*WORK TO COMPLETE:* Return the records in full, exactly as given.
[BEGIN SUPPLIED MATERIAL]
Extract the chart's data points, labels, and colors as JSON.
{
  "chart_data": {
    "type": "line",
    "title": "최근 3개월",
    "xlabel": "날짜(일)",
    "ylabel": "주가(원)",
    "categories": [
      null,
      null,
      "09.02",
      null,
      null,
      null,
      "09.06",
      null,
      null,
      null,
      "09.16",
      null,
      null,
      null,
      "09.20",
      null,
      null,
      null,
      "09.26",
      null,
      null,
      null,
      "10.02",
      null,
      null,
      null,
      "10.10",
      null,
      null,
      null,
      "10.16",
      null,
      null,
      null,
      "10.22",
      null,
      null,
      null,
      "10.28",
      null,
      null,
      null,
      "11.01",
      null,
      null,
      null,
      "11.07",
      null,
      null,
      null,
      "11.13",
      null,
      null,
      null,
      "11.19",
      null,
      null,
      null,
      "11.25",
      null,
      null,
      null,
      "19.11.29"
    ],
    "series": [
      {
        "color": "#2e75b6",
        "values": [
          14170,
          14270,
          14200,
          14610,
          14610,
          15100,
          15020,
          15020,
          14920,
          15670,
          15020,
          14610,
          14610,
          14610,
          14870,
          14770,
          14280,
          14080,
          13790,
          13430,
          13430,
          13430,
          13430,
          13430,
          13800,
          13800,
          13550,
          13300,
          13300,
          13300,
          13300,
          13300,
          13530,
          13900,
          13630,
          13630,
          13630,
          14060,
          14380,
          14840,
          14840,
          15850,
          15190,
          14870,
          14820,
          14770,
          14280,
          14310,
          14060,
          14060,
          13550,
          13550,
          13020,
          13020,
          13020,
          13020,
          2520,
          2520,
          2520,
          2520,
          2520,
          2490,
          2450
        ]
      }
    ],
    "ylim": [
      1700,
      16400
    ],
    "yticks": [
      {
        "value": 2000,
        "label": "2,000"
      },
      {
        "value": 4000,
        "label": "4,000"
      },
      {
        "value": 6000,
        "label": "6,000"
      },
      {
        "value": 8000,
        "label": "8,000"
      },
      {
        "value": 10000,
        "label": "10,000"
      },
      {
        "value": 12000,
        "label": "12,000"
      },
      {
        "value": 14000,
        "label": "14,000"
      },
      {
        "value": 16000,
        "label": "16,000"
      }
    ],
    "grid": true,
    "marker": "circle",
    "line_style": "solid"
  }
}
[END SUPPLIED MATERIAL]
*SOLUTION:*
Extract the chart's data points, labels, and colors as JSON.
{
  "chart_data": {
    "type": "line",
    "title": "최근 3개월",
    "xlabel": "날짜(일)",
    "ylabel": "주가(원)",
    "categories": [
      null,
      null,
      "09.02",
      null,
      null,
      null,
      "09.06",
      null,
      null,
      null,
      "09.16",
      null,
      null,
      null,
      "09.20",
      null,
      null,
      null,
      "09.26",
      null,
      null,
      null,
      "10.02",
      null,
      null,
      null,
      "10.10",
      null,
      null,
      null,
      "10.16",
      null,
      null,
      null,
      "10.22",
      null,
      null,
      null,
      "10.28",
      null,
      null,
      null,
      "11.01",
      null,
      null,
      null,
      "11.07",
      null,
      null,
      null,
      "11.13",
      null,
      null,
      null,
      "11.19",
      null,
      null,
      null,
      "11.25",
      null,
      null,
      null,
      "19.11.29"
    ],
    "series": [
      {
        "color": "#2e75b6",
        "values": [
          14170,
          14270,
          14200,
          14610,
          14610,
          15100,
          15020,
          15020,
          14920,
          15670,
          15020,
          14610,
          14610,
          14610,
          14870,
          14770,
          14280,
          14080,
          13790,
          13430,
          13430,
          13430,
          13430,
          13430,
          13800,
          13800,
          13550,
          13300,
          13300,
          13300,
          13300,
          13300,
          13530,
          13900,
          13630,
          13630,
          13630,
          14060,
          14380,
          14840,
          14840,
          15850,
          15190,
          14870,
          14820,
          14770,
          14280,
          14310,
          14060,
          14060,
          13550,
          13550,
          13020,
          13020,
          13020,
          13020,
          2520,
          2520,
          2520,
          2520,
          2520,
          2490,
          2450
        ]
      }
    ],
    "ylim": [
      1700,
      16400
    ],
    "yticks": [
      {
        "value": 2000,
        "label": "2,000"
      },
      {
        "value": 4000,
        "label": "4,000"
      },
      {
        "value": 6000,
        "label": "6,000"
      },
      {
        "value": 8000,
        "label": "8,000"
      },
      {
        "value": 10000,
        "label": "10,000"
      },
      {
        "value": 12000,
        "label": "12,000"
      },
      {
        "value": 14000,
        "label": "14,000"
      },
      {
        "value": 16000,
        "label": "16,000"
      }
    ],
    "grid": true,
    "marker": "circle",
    "line_style": "solid"
  }
}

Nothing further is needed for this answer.